- Stated exercise A -
Format the rows as a numbered list with blank lines dropped, covering only the stretch that runs from the first of the rows through the line containing "data-point bbox=[422, 310, 428, 317]", both ends included.

- Source document -
..............................
Try the method for different thresholds and see how the sensitivity and specificity changes.

In [12]:
threshold = 0.5

y_pred_classes = np.where(y_pred >= threshold, 1, 0)

sensitivity, specificity = calc_roc_values(y_true, y_pred_classes)

print('Sensitivity: {}\nSpecificity: {}'.format(sensitivity, specificity))

Sensitivity: 0.6
Specificity: 0.6


#### Calculate ROC¶

Calculating the ROC involves two steps:

* Calculate all meaningful thresholds (meaningful = will affect the results)
* Calculate false-positive rate and true-positive rate for each threshold

In [13]:
def eval_roc(y_true, y_pred):
    
    #############################################################################
    ## Calculate all "meaningful" thresholds
    #############################################################################
    
    # Get unique predicted values (result is conveniently sorted)
..............................
- Stated exercise B -
Resume the ROC calculation walkthrough from the point where it stops.
..............................
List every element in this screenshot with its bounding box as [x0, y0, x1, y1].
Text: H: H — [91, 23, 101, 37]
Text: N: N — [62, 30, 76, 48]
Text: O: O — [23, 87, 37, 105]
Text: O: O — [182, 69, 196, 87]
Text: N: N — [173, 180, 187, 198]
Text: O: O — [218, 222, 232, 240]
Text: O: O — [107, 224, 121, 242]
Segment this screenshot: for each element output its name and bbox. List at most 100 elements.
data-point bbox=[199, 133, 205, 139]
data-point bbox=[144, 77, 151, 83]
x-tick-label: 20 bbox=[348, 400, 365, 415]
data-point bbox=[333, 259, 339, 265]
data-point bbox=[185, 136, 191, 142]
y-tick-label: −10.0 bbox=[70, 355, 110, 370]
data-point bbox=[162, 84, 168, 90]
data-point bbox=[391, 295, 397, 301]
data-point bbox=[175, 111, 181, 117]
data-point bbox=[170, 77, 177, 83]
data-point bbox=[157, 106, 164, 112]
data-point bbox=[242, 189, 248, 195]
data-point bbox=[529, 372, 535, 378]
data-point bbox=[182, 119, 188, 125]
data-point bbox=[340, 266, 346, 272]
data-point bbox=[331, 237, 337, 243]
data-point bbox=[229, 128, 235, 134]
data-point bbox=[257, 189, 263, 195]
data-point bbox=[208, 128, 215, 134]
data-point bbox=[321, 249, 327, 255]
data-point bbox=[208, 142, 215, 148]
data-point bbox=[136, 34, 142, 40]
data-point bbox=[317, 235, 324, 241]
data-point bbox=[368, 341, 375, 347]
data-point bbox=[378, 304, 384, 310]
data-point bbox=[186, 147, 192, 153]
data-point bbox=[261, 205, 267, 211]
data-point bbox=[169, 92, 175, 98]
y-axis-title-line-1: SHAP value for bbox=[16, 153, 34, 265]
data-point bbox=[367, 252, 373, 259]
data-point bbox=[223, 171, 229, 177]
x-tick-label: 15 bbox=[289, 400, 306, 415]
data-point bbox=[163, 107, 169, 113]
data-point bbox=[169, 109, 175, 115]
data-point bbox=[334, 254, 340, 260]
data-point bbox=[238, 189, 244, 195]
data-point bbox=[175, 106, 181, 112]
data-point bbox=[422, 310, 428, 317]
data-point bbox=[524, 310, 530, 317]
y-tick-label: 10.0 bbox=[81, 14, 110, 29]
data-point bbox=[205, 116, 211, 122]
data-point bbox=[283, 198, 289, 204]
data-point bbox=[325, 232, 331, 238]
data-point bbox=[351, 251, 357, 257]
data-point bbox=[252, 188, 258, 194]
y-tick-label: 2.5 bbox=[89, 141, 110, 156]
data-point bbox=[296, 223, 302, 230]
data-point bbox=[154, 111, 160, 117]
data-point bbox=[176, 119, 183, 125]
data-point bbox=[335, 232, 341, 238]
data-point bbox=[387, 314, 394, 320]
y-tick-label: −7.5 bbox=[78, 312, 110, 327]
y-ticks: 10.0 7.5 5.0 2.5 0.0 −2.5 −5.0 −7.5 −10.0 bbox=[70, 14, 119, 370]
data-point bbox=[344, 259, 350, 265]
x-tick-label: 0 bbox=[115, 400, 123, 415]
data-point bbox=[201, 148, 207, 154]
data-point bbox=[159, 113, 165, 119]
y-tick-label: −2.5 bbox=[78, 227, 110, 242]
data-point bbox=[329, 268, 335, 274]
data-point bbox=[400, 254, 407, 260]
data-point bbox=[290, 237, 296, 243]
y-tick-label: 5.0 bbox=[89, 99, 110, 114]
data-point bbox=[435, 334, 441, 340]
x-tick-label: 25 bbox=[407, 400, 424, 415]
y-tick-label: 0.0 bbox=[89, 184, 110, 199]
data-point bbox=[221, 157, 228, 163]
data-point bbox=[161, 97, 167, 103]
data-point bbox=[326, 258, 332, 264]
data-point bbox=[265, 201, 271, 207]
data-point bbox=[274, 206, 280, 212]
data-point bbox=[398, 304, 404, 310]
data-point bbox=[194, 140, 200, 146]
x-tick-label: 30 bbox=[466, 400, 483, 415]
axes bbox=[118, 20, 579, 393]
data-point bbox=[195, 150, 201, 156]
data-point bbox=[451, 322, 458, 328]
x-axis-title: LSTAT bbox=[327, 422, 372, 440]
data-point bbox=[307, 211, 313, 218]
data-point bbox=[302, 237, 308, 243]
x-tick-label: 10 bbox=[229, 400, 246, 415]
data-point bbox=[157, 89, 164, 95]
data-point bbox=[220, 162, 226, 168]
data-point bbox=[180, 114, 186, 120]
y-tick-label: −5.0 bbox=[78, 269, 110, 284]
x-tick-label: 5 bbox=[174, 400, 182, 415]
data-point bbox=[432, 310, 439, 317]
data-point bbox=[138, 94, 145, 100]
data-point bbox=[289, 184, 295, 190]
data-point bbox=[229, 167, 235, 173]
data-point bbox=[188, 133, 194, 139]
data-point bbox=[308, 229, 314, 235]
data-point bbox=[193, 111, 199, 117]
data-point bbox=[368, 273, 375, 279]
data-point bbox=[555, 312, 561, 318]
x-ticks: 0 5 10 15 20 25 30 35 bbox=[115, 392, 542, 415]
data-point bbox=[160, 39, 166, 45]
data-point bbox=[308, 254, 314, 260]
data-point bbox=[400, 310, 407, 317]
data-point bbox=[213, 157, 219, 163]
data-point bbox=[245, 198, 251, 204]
..............................
- Written answer A -
1. List every element in this screenshot with its bounding box as [x0, y0, x1, y1].
2. Text: H: H — [91, 23, 101, 37]
3. Text: N: N — [62, 30, 76, 48]
4. Text: O: O — [23, 87, 37, 105]
5. Text: O: O — [182, 69, 196, 87]
6. Text: N: N — [173, 180, 187, 198]
7. Text: O: O — [218, 222, 232, 240]
8. Text: O: O — [107, 224, 121, 242]
9. Segment this screenshot: for each element output its name and bbox. List at most 100 elements.
10. data-point bbox=[199, 133, 205, 139]
11. data-point bbox=[144, 77, 151, 83]
12. x-tick-label: 20 bbox=[348, 400, 365, 415]
13. data-point bbox=[333, 259, 339, 265]
14. data-point bbox=[185, 136, 191, 142]
15. y-tick-label: −10.0 bbox=[70, 355, 110, 370]
16. data-point bbox=[162, 84, 168, 90]
17. data-point bbox=[391, 295, 397, 301]
18. data-point bbox=[175, 111, 181, 117]
19. data-point bbox=[170, 77, 177, 83]
20. data-point bbox=[157, 106, 164, 112]
21. data-point bbox=[242, 189, 248, 195]
22. data-point bbox=[529, 372, 535, 378]
23. data-point bbox=[182, 119, 188, 125]
24. data-point bbox=[340, 266, 346, 272]
25. data-point bbox=[331, 237, 337, 243]
26. data-point bbox=[229, 128, 235, 134]
27. data-point bbox=[257, 189, 263, 195]
28. data-point bbox=[208, 128, 215, 134]
29. data-point bbox=[321, 249, 327, 255]
30. data-point bbox=[208, 142, 215, 148]
31. data-point bbox=[136, 34, 142, 40]
32. data-point bbox=[317, 235, 324, 241]
33. data-point bbox=[368, 341, 375, 347]
34. data-point bbox=[378, 304, 384, 310]
35. data-point bbox=[186, 147, 192, 153]
36. data-point bbox=[261, 205, 267, 211]
37. data-point bbox=[169, 92, 175, 98]
38. y-axis-title-line-1: SHAP value for bbox=[16, 153, 34, 265]
39. data-point bbox=[367, 252, 373, 259]
40. data-point bbox=[223, 171, 229, 177]
41. x-tick-label: 15 bbox=[289, 400, 306, 415]
42. data-point bbox=[163, 107, 169, 113]
43. data-point bbox=[169, 109, 175, 115]
44. data-point bbox=[334, 254, 340, 260]
45. data-point bbox=[238, 189, 244, 195]
46. data-point bbox=[175, 106, 181, 112]
47. data-point bbox=[422, 310, 428, 317]

- Written answer B -
    values = np.unique(y_pred)
    
    # Add 0 at the beginning and 1.0 at the end
    values = np.insert(values, 0, 0.0)
    values = np.insert(values, values.shape[0], 1.0)
    
    # Calculate thresholds as the average of all subsequent value pairs
    # Only the value between two sample values make meaningful thresholds
    thresholds = np.array([(values[i]-values[i-1])/2 + values[i-1] for i, _ in enumerate(values) if i > 0])
    
    #############################################################################
    ## Calculate false-positive rate and true-positive rate for each threshold
    #############################################################################
    fpr, tpr = [], []
    
    for t in thresholds:
        # Convert probilities to class labels
        y_pred_classes = np.where(y_pred >= t, 1, 0)
        # Calculate sensitivity and specificity
        sensitivity, specificity = calc_roc_values(y_true, y_pred_classes)
        # Keep track of false positive and true positive rates
        fpr.append(1-specificity)
        tpr.append(sensitivity)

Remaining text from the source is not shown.